§ **WORK TO DO**
Which lines in the listing below contain the string "transistor", with case counting? Copy out each of those lines.
-- START DATASET ENTRIES --
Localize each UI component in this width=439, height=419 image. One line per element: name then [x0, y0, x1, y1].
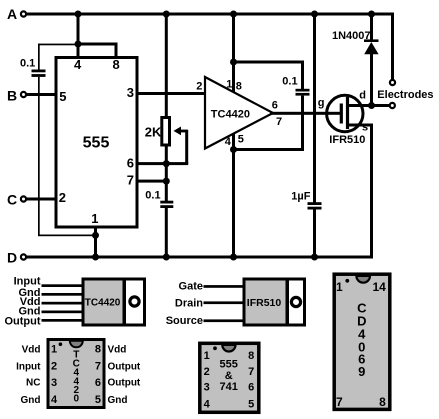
wire pin7 [137, 180, 168, 183]
svg-text:2: 2 [196, 81, 202, 93]
svg-text:1µF: 1µF [291, 191, 310, 203]
wire D rail [27, 256, 374, 259]
svg-text:4: 4 [204, 399, 211, 411]
svg-text:5: 5 [238, 134, 244, 146]
svg-text:IFR510: IFR510 [329, 134, 365, 146]
svg-text:5: 5 [95, 394, 101, 406]
junction dot C2-D [163, 254, 170, 261]
DIP14 CD4069 notch [356, 276, 370, 283]
junction dot pin1-D [92, 254, 99, 261]
wire supply link to C3 [232, 61, 304, 64]
DIP8 TC4420 body [48, 340, 104, 408]
svg-text:8: 8 [248, 350, 254, 362]
wire thin to cap C1 [38, 44, 78, 46]
svg-text:3: 3 [127, 85, 134, 100]
svg-text:NC: NC [26, 378, 40, 389]
junction dot drain [368, 102, 375, 109]
svg-text:4: 4 [225, 136, 232, 148]
svg-text:B: B [7, 88, 17, 104]
svg-text:7: 7 [276, 116, 282, 128]
wire A to U2 pins 1 8 [232, 14, 235, 93]
svg-text:555: 555 [220, 359, 238, 371]
wire drain to electrode [346, 104, 390, 107]
svg-text:s: s [362, 121, 368, 133]
svg-text:0.1: 0.1 [282, 76, 297, 88]
svg-text:741: 741 [220, 381, 238, 393]
svg-text:D: D [7, 250, 17, 266]
svg-text:4: 4 [51, 394, 58, 406]
junction dot A-371 [368, 11, 375, 18]
DIP8 TC4420 pin1 dot [59, 342, 63, 346]
svg-text:Input: Input [14, 276, 41, 288]
junction dot pin6 [163, 160, 170, 167]
svg-text:Input: Input [16, 362, 41, 373]
svg-text:2K: 2K [145, 125, 162, 140]
junction dot C4-D [311, 254, 318, 261]
junction dot A-233 [230, 11, 237, 18]
svg-text:Gnd: Gnd [108, 395, 128, 406]
diode D1 1N4007 [364, 39, 379, 54]
DIP8 555-741 body [200, 343, 259, 412]
junction dot pin1-thin [92, 232, 99, 239]
wire A to 555 pin4 [77, 14, 80, 57]
wire source lead [346, 124, 373, 127]
svg-text:14: 14 [372, 280, 386, 294]
DIP8 555-741 center name [220, 359, 238, 393]
TO220 Q1 package IRF510 [244, 279, 305, 325]
svg-text:4: 4 [74, 57, 82, 72]
terminal A [21, 11, 26, 16]
svg-text:2: 2 [59, 190, 66, 205]
wire thin cap C1 top [38, 44, 40, 70]
svg-text:0: 0 [74, 393, 80, 404]
svg-text:Electrodes: Electrodes [377, 89, 433, 101]
capacitor C1 0.1 [32, 70, 46, 77]
svg-text:Drain: Drain [175, 297, 203, 309]
junction dot 233-D [230, 254, 237, 261]
svg-text:A: A [7, 6, 17, 22]
TO220 Q1 lead gate [204, 285, 246, 288]
svg-text:1: 1 [51, 344, 57, 356]
wire thin to pin1 [38, 235, 97, 237]
wire pot bottom [165, 145, 168, 201]
svg-text:5: 5 [248, 399, 254, 411]
transistor Q1 gate bar [340, 104, 343, 124]
svg-text:C: C [7, 192, 17, 208]
svg-text:1: 1 [336, 280, 343, 294]
junction dot pin7 [163, 178, 170, 185]
wire C4 bottom [313, 210, 316, 258]
TO220 U2 lead 2 [42, 293, 85, 296]
wire electrode feed down [391, 13, 394, 80]
svg-text:2: 2 [204, 366, 210, 378]
TO220 U2 lead 5 [42, 319, 85, 322]
DIP14 CD4069 pin1 dot [345, 279, 349, 283]
terminal B [21, 92, 26, 97]
TO220 Q1 lead source [204, 319, 246, 322]
capacitor C2 0.1 [160, 201, 173, 208]
svg-text:Output: Output [108, 378, 141, 389]
junction dot 233-62 [230, 59, 237, 66]
transistor Q1 channel bar [346, 97, 349, 129]
svg-text:6: 6 [127, 155, 134, 170]
wire A rail [27, 13, 395, 16]
svg-text:TC4420: TC4420 [211, 109, 250, 121]
DIP14 CD4069 body [334, 274, 390, 409]
wire 4-8 link [77, 43, 118, 46]
wire to 555 pin8 [115, 44, 118, 57]
svg-text:7: 7 [336, 395, 343, 409]
TO220 U2 lead 4 [42, 311, 85, 314]
svg-text:IFR510: IFR510 [247, 297, 282, 309]
terminal electrode top [390, 80, 395, 85]
capacitor C4 1uF wire top [313, 14, 316, 203]
wire thin cap C1 bottom [38, 77, 40, 236]
svg-text:Output: Output [108, 362, 141, 373]
junction dot A-78 [75, 11, 82, 18]
junction dot 233-149 [230, 146, 237, 153]
svg-text:555: 555 [83, 135, 110, 152]
svg-text:0.1: 0.1 [145, 189, 160, 201]
svg-text:Gate: Gate [179, 281, 203, 293]
svg-text:5: 5 [59, 89, 66, 104]
wire C to pin2 [27, 198, 57, 201]
svg-text:7: 7 [95, 361, 101, 373]
junction dot A-314 [311, 11, 318, 18]
wire pin3 to U2 input [137, 92, 207, 95]
svg-text:3: 3 [204, 381, 210, 393]
svg-text:d: d [359, 90, 366, 102]
DIP8 TC4420 vertical name [73, 349, 80, 404]
junction dot 4-8 [75, 41, 82, 48]
IC 555 body [56, 58, 137, 228]
wire wiper down [185, 130, 188, 164]
svg-text:3: 3 [51, 377, 57, 389]
svg-text:6: 6 [248, 381, 254, 393]
DIP14 CD4069 vertical name [357, 301, 367, 380]
diode D1 wire top [370, 14, 373, 40]
TO220 U2 lead 1 [42, 284, 85, 287]
terminal electrode bottom [390, 103, 395, 108]
wire C3 bottom [301, 96, 304, 151]
svg-text:g: g [318, 97, 325, 109]
svg-text:8: 8 [379, 395, 386, 409]
junction dot A-166 [163, 11, 170, 18]
wire D1 to drain [370, 54, 373, 107]
svg-text:7: 7 [127, 173, 134, 188]
svg-text:6: 6 [95, 377, 101, 389]
wire pin6 [137, 162, 188, 165]
wire source to D rail [370, 124, 373, 259]
svg-text:2: 2 [51, 361, 57, 373]
terminal D [21, 254, 26, 259]
svg-text:TC4420: TC4420 [85, 297, 121, 308]
svg-text:Vdd: Vdd [22, 344, 41, 355]
terminal C [21, 196, 26, 201]
svg-text:8: 8 [236, 80, 242, 92]
svg-text:1: 1 [226, 79, 232, 91]
DIP8 555-741 notch [222, 345, 235, 352]
transistor Q1 IRF510 circle [327, 95, 363, 131]
svg-text:7: 7 [248, 366, 254, 378]
wire U2 output to gate [270, 112, 342, 115]
TO220 U2 package TC4420 [83, 279, 145, 325]
svg-text:9: 9 [358, 364, 365, 379]
wire A to pot top [165, 14, 168, 116]
svg-text:1: 1 [204, 350, 210, 362]
wire pin1 to D rail [94, 229, 97, 258]
op-amp U2 TC4420 triangle [205, 77, 273, 149]
svg-text:1: 1 [91, 211, 98, 226]
svg-text:Source: Source [166, 315, 203, 327]
wire U2 pins 4 5 to D rail [232, 133, 235, 257]
capacitor C4 1uF [308, 202, 322, 209]
DIP8 TC4420 notch [70, 341, 83, 348]
svg-text:Gnd: Gnd [21, 395, 41, 406]
DIP8 555-741 pin1 dot [213, 346, 217, 350]
svg-text:8: 8 [95, 344, 101, 356]
svg-text:1N4007: 1N4007 [332, 30, 371, 42]
TO220 Q1 lead drain [204, 301, 246, 304]
potentiometer R1 wiper arrow [174, 127, 188, 136]
potentiometer R1 2K body [162, 118, 170, 146]
svg-text:Vdd: Vdd [108, 344, 127, 355]
wire lower link to pins 4 5 [232, 148, 304, 151]
svg-text:6: 6 [272, 100, 278, 112]
svg-text:Output: Output [4, 315, 40, 327]
wire cap C2 to D rail [165, 208, 168, 257]
wire B to pin5 [27, 93, 57, 96]
svg-text:8: 8 [113, 57, 120, 72]
svg-text:0.1: 0.1 [20, 58, 35, 70]
capacitor C3 0.1 [296, 89, 310, 96]
wire C3 top [301, 62, 304, 89]
TO220 U2 lead 3 [42, 302, 85, 305]
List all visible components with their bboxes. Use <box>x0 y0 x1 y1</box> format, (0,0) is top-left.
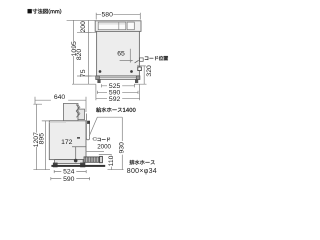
hose hanging at back <box>86 114 89 140</box>
dim 590 bottom <box>51 177 90 180</box>
cord leader dashes <box>135 58 144 63</box>
svg-text:640: 640 <box>54 94 66 101</box>
dim 640 <box>35 97 86 112</box>
dim line 1095 <box>73 20 75 84</box>
drain hose end cap <box>100 156 103 162</box>
drain hose <box>84 157 100 162</box>
svg-text:110: 110 <box>108 155 115 166</box>
svg-text:2000: 2000 <box>97 143 111 150</box>
side view: rear box <box>78 109 85 120</box>
dim 524 <box>54 170 86 173</box>
svg-text:320: 320 <box>146 65 153 77</box>
svg-text:580: 580 <box>102 11 114 18</box>
drain hose label haisui hose <box>129 160 154 165</box>
side view left bracket <box>33 104 50 170</box>
floor line <box>51 165 105 167</box>
rear foot <box>80 163 85 168</box>
dim 525 <box>102 84 135 87</box>
dim 320 <box>134 66 147 84</box>
base bar <box>96 76 140 80</box>
side view: backguard <box>63 104 78 121</box>
foot right rear view <box>135 79 138 83</box>
coiled supply hose <box>76 105 79 118</box>
svg-text:172: 172 <box>61 139 73 146</box>
washer main body (rear view) <box>97 31 140 76</box>
svg-text:75: 75 <box>80 69 87 77</box>
cord exit mark <box>87 121 90 124</box>
dim 592 <box>96 84 140 100</box>
left extension lines <box>67 20 97 84</box>
supply hose leader + 930 top tick <box>89 117 122 136</box>
foot left rear view <box>97 79 100 83</box>
cord position marker <box>138 67 142 71</box>
svg-text:592: 592 <box>109 96 121 103</box>
screw left <box>99 70 102 73</box>
cover inner recess left <box>98 22 126 30</box>
svg-text:800×φ34: 800×φ34 <box>127 168 157 175</box>
washer top cover (rear view) <box>95 21 141 32</box>
dim 930 <box>121 117 123 170</box>
svg-text:200: 200 <box>80 21 87 33</box>
supply hose label kyuusui hose 1400 <box>96 107 135 112</box>
dim 590 <box>97 91 138 94</box>
svg-text:930: 930 <box>119 142 126 154</box>
svg-text:895: 895 <box>38 133 45 145</box>
front foot <box>53 163 58 168</box>
side view main body <box>49 121 86 160</box>
svg-text:820: 820 <box>76 49 83 61</box>
base plinth side view <box>55 160 84 164</box>
screw right <box>130 70 133 73</box>
cord line <box>86 151 104 153</box>
title : sunpouzu (mm) <box>28 9 62 14</box>
dim 110 <box>99 155 124 170</box>
svg-text:65: 65 <box>117 50 125 57</box>
plug glyph <box>92 138 96 141</box>
cord label <box>97 138 110 142</box>
svg-text:590: 590 <box>63 176 75 183</box>
dim 580 <box>96 13 140 20</box>
svg-text:524: 524 <box>63 169 75 176</box>
cover inner recess right <box>127 22 134 30</box>
cord position label <box>145 56 168 60</box>
clip mark on side panel <box>77 137 80 139</box>
dim line 200/820/75 <box>88 20 90 84</box>
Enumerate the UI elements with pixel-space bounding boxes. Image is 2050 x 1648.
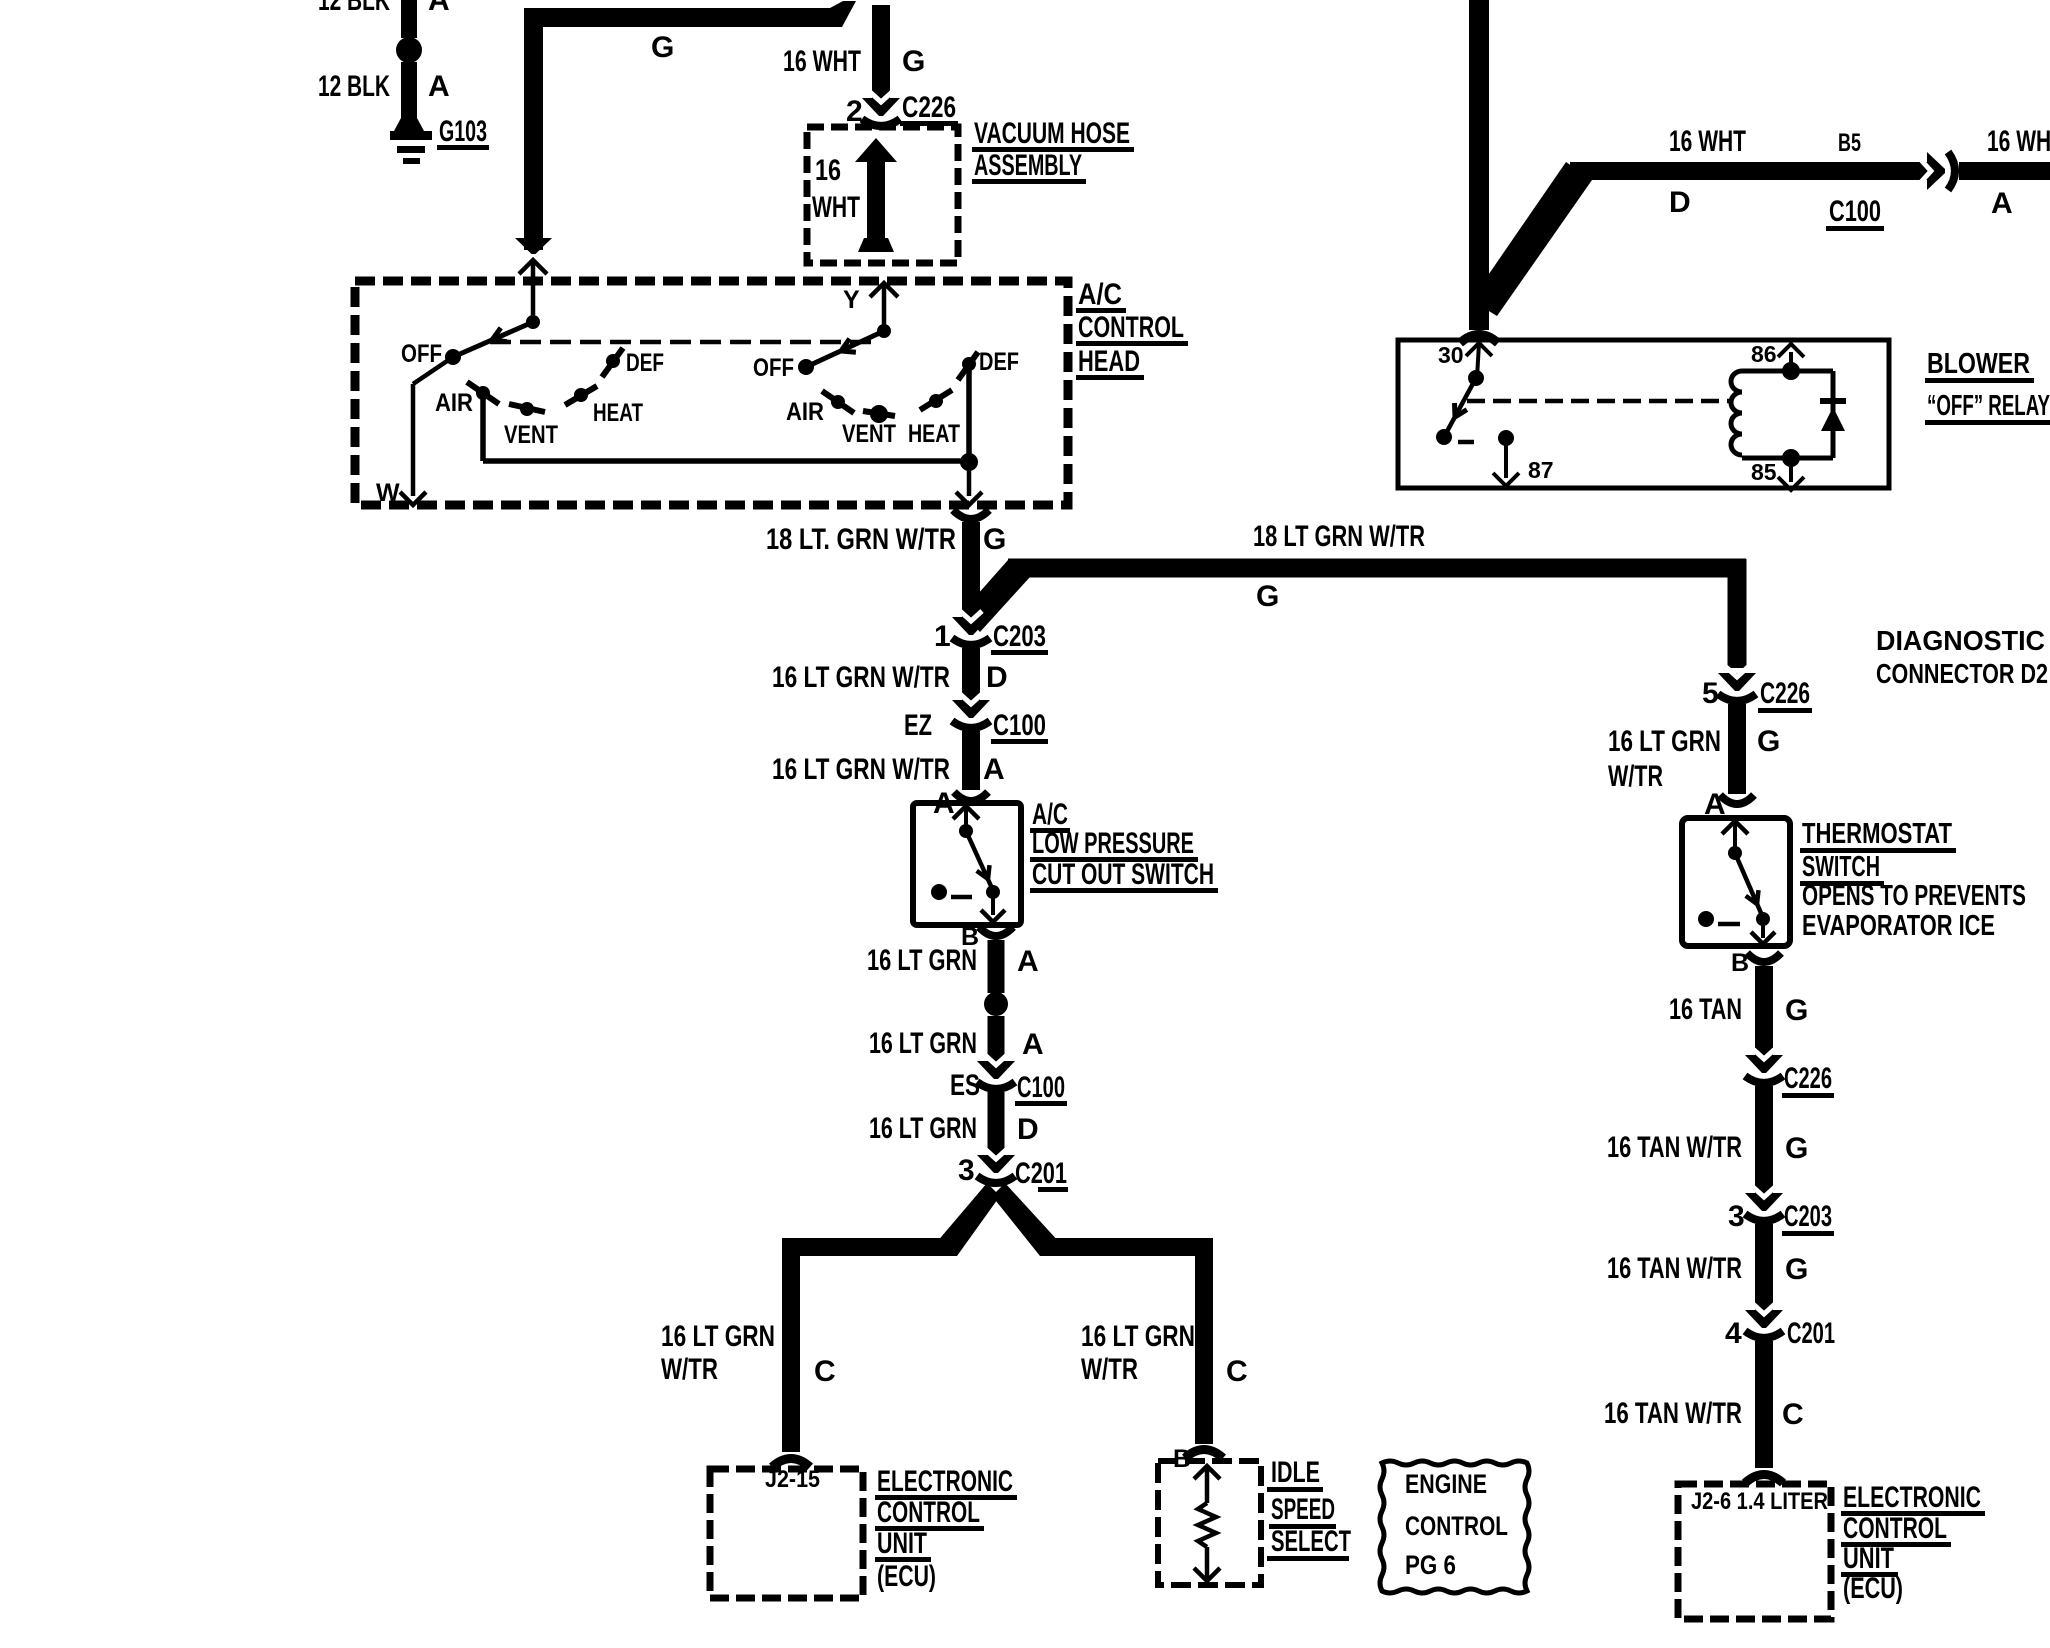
svg-text:C201: C201 xyxy=(1787,1317,1835,1350)
svg-text:C226: C226 xyxy=(902,91,956,124)
splice dot xyxy=(984,992,1008,1016)
svg-text:C: C xyxy=(814,1355,836,1388)
relay contact left xyxy=(1436,429,1452,445)
connector 1 C203 xyxy=(952,617,990,635)
svg-text:16 LT GRN: 16 LT GRN xyxy=(1081,1320,1195,1353)
svg-text:ELECTRONIC: ELECTRONIC xyxy=(1843,1481,1981,1514)
svg-text:IDLE: IDLE xyxy=(1271,1456,1320,1489)
A/C head exit arrow xyxy=(967,462,972,496)
svg-text:5: 5 xyxy=(1702,677,1719,710)
wire 16 LT GRN (A2) xyxy=(988,1016,1005,1063)
connector ES C100 xyxy=(977,1061,1015,1079)
blower off relay box xyxy=(1398,340,1889,488)
svg-text:16 WHT: 16 WHT xyxy=(783,45,861,78)
svg-text:CONTROL: CONTROL xyxy=(1078,311,1184,344)
ground G103 xyxy=(394,118,424,131)
wire 16 LT GRN W/TR (G) xyxy=(1728,704,1746,794)
svg-text:3: 3 xyxy=(958,1154,975,1187)
svg-text:DIAGNOSTIC: DIAGNOSTIC xyxy=(1876,625,2045,656)
svg-text:G: G xyxy=(1785,1132,1808,1165)
wire 16 WHT vertical (relay feed) xyxy=(1469,0,1489,330)
svg-text:C100: C100 xyxy=(993,709,1046,742)
splice S (12 BLK) xyxy=(396,37,422,63)
LP switch entry arrow xyxy=(953,806,979,819)
mechanical link (dashed) xyxy=(490,340,876,345)
left switch entry arrow xyxy=(519,260,547,274)
engine control PG 6 box (wavy) xyxy=(1380,1461,1529,1593)
svg-text:B: B xyxy=(1731,949,1749,977)
contact OFF (right) xyxy=(798,359,814,375)
relay pin 86 arrow xyxy=(1789,352,1793,371)
contact AIR (left) xyxy=(476,386,490,400)
svg-text:AIR: AIR xyxy=(786,398,824,426)
svg-text:“OFF” RELAY: “OFF” RELAY xyxy=(1927,390,2050,422)
svg-text:OPENS TO PREVENTS: OPENS TO PREVENTS xyxy=(1802,880,2026,912)
svg-text:W: W xyxy=(376,479,400,507)
idle speed select box xyxy=(1158,1461,1261,1585)
thermo contact left xyxy=(1698,911,1714,927)
connector 3 C203 (tan) xyxy=(1745,1193,1783,1211)
connector cup below A/C head xyxy=(953,510,989,519)
svg-text:C226: C226 xyxy=(1760,677,1810,710)
svg-text:G: G xyxy=(983,523,1006,556)
svg-text:CONTROL: CONTROL xyxy=(877,1496,980,1529)
wire AIR drop xyxy=(480,396,486,461)
wire 18 LT GRN W/TR xyxy=(962,522,980,620)
contact HEAT (left) xyxy=(574,388,588,402)
svg-text:DEF: DEF xyxy=(626,349,664,377)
-- END DATASET ENTRIES --
§ **OUTPUT BELOW**
transistor Q1 gate bar [340, 104, 343, 124]
transistor Q1 channel bar [346, 97, 349, 129]
transistor Q1 IRF510 circle [327, 95, 363, 131]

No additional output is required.